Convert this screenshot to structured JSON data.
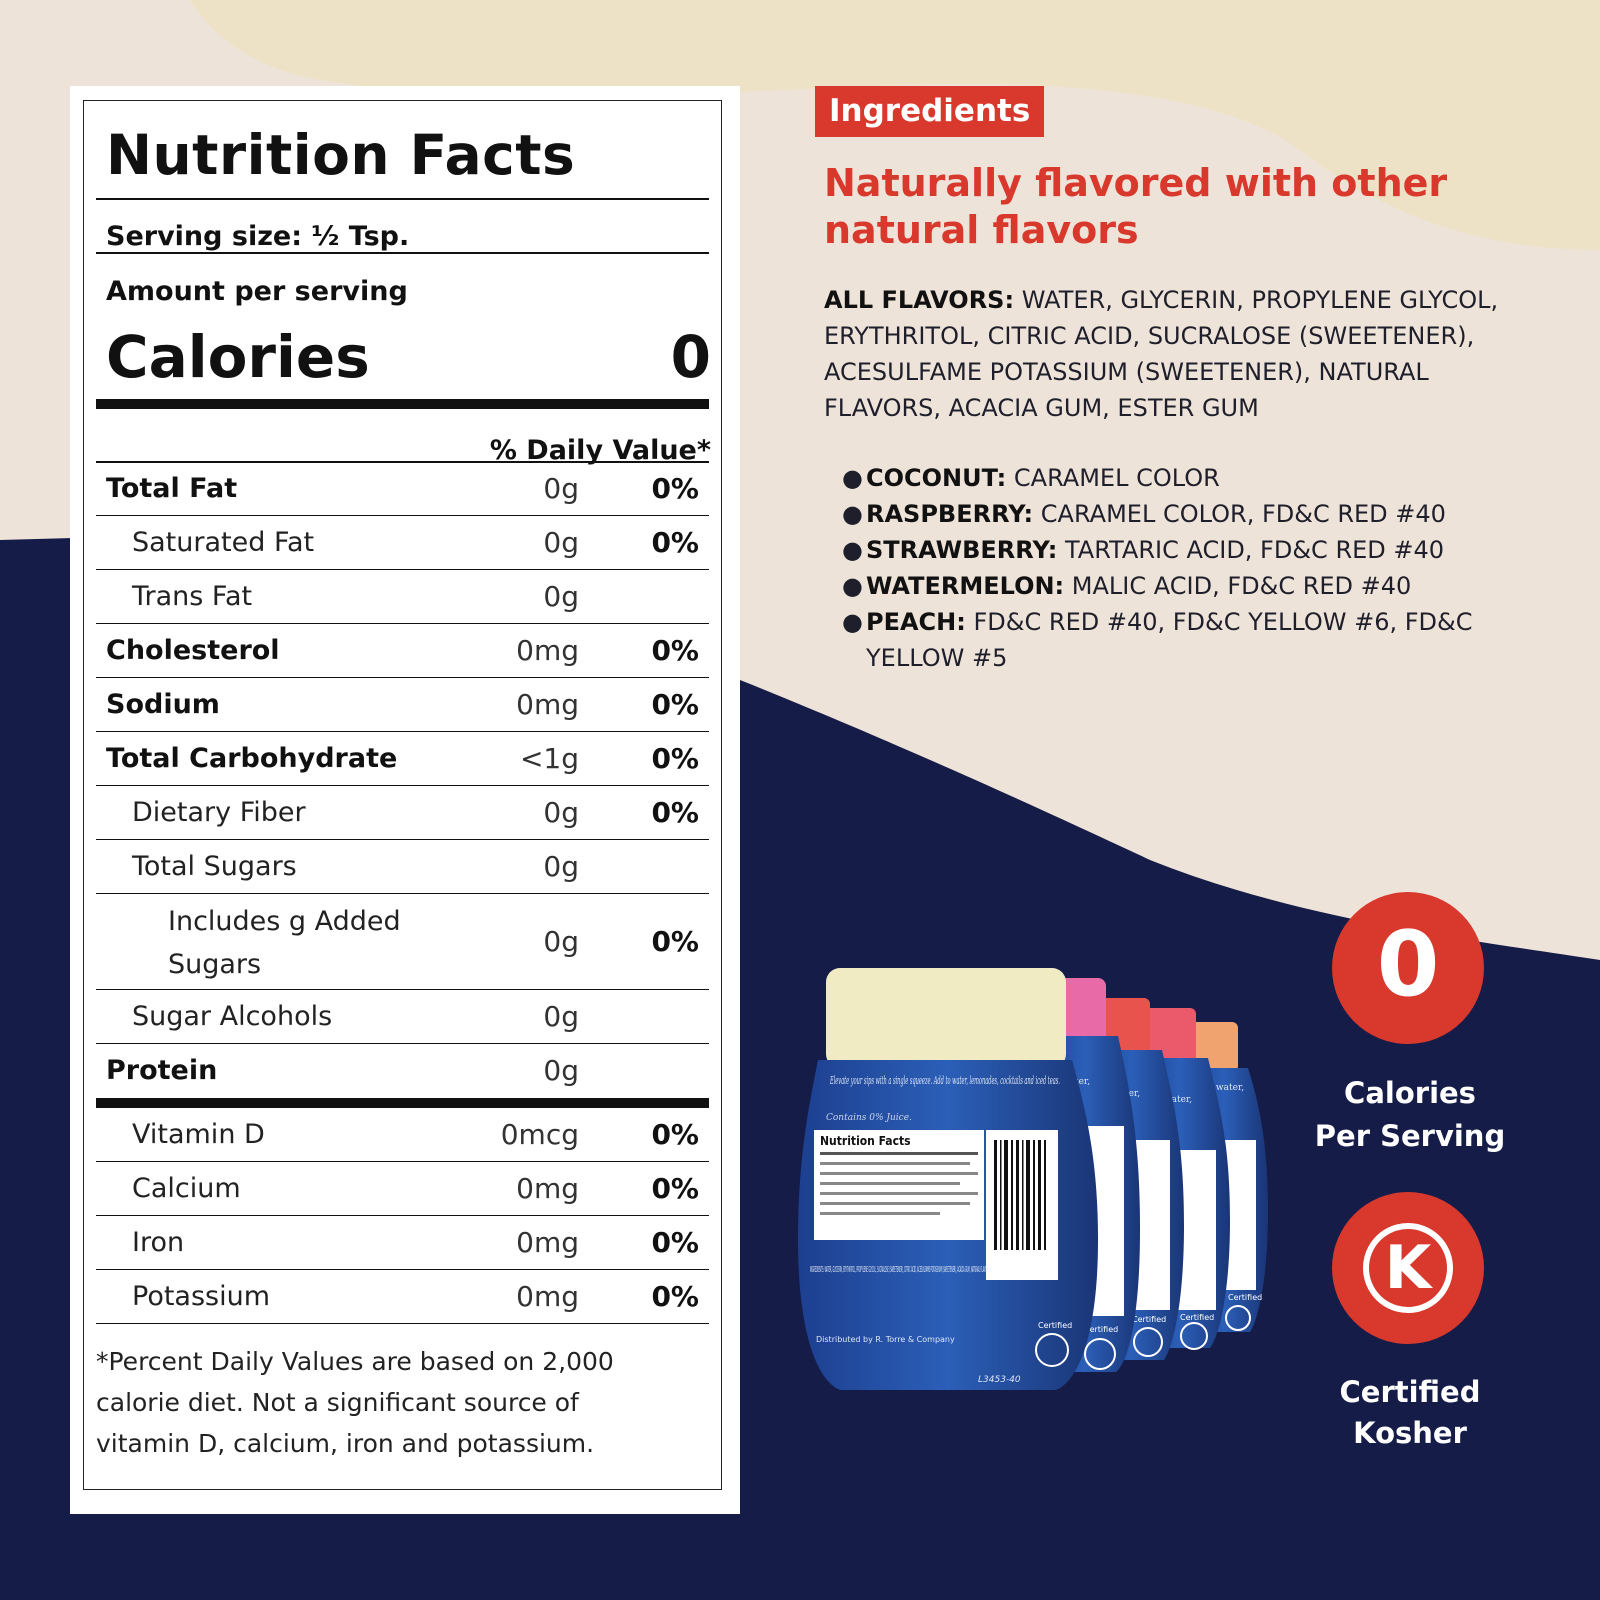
{
  "nutrition": {
    "title": "Nutrition Facts",
    "serving_size": "Serving size: ½ Tsp.",
    "amount_per_serving": "Amount per serving",
    "calories_label": "Calories",
    "calories_value": "0",
    "daily_value_header": "% Daily Value*",
    "rows": [
      {
        "label": "Total Fat",
        "amount": "0g",
        "dv": "0%"
      },
      {
        "label": "Saturated Fat",
        "amount": "0g",
        "dv": "0%"
      },
      {
        "label": "Trans Fat",
        "amount": "0g",
        "dv": ""
      },
      {
        "label": "Cholesterol",
        "amount": "0mg",
        "dv": "0%"
      },
      {
        "label": "Sodium",
        "amount": "0mg",
        "dv": "0%"
      },
      {
        "label": "Total Carbohydrate",
        "amount": "<1g",
        "dv": "0%"
      },
      {
        "label": "Dietary Fiber",
        "amount": "0g",
        "dv": "0%"
      },
      {
        "label": "Total Sugars",
        "amount": "0g",
        "dv": ""
      },
      {
        "label": "Includes g Added Sugars",
        "amount": "0g",
        "dv": "0%"
      },
      {
        "label": "Sugar Alcohols",
        "amount": "0g",
        "dv": ""
      },
      {
        "label": "Protein",
        "amount": "0g",
        "dv": ""
      },
      {
        "label": "Vitamin D",
        "amount": "0mcg",
        "dv": "0%"
      },
      {
        "label": "Calcium",
        "amount": "0mg",
        "dv": "0%"
      },
      {
        "label": "Iron",
        "amount": "0mg",
        "dv": "0%"
      },
      {
        "label": "Potassium",
        "amount": "0mg",
        "dv": "0%"
      }
    ],
    "footnote": "*Percent Daily Values are based on 2,000 calorie diet. Not a significant source of vitamin D, calcium, iron and potassium."
  },
  "ingredients": {
    "badge": "Ingredients",
    "headline": "Naturally flavored with other natural flavors",
    "all_flavors_label": "ALL FLAVORS:",
    "all_flavors_text": "WATER, GLYCERIN, PROPYLENE GLYCOL, ERYTHRITOL, CITRIC ACID, SUCRALOSE (SWEETENER), ACESULFAME POTASSIUM (SWEETENER), NATURAL FLAVORS, ACACIA GUM, ESTER GUM",
    "flavors": [
      {
        "name": "COCONUT:",
        "text": "CARAMEL COLOR"
      },
      {
        "name": "RASPBERRY:",
        "text": "CARAMEL COLOR, FD&C RED #40"
      },
      {
        "name": "STRAWBERRY:",
        "text": "TARTARIC ACID, FD&C RED #40"
      },
      {
        "name": "WATERMELON:",
        "text": "MALIC ACID, FD&C RED #40"
      },
      {
        "name": "PEACH:",
        "text": "FD&C RED #40, FD&C YELLOW #6, FD&C YELLOW #5"
      }
    ]
  },
  "bottle_label": {
    "tagline": "Elevate your sips with a single squeeze. Add to water, lemonades, cocktails and iced teas.",
    "juice_note": "Contains 0% Juice.",
    "nf_title": "Nutrition Facts",
    "ingredients_line": "INGREDIENTS: WATER, GLYCERIN, ERYTHRITOL, PROPYLENE GLYCOL, SUCRALOSE (SWEETENER), CITRIC ACID, ACESULFAME POTASSIUM (SWEETENER), ACACIA GUM, NATURAL FLAVORS.",
    "distributor": "Distributed by R. Torre & Company",
    "lot": "L3453-40",
    "side_text": "to water,",
    "certified": "Certified"
  },
  "badges": {
    "zero": "0",
    "calories_caption_1": "Calories",
    "calories_caption_2": "Per Serving",
    "kosher_letter": "K",
    "kosher_caption_1": "Certified",
    "kosher_caption_2": "Kosher"
  },
  "colors": {
    "navy": "#151c48",
    "cream": "#ede2c6",
    "blush": "#eee3d8",
    "accent_red": "#d9382c",
    "bottle_caps": [
      "#f1ebc4",
      "#e86aa6",
      "#e9534d",
      "#ea5a6a",
      "#f0a36e"
    ]
  }
}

☆ ☆ ☆ ☆ ☆

### What is being asked
Note each line above that contains "Total" and copy it out.

### Answer space
        "label": "Total Fat",
        "label": "Total Carbohydrate",
        "label": "Total Sugars",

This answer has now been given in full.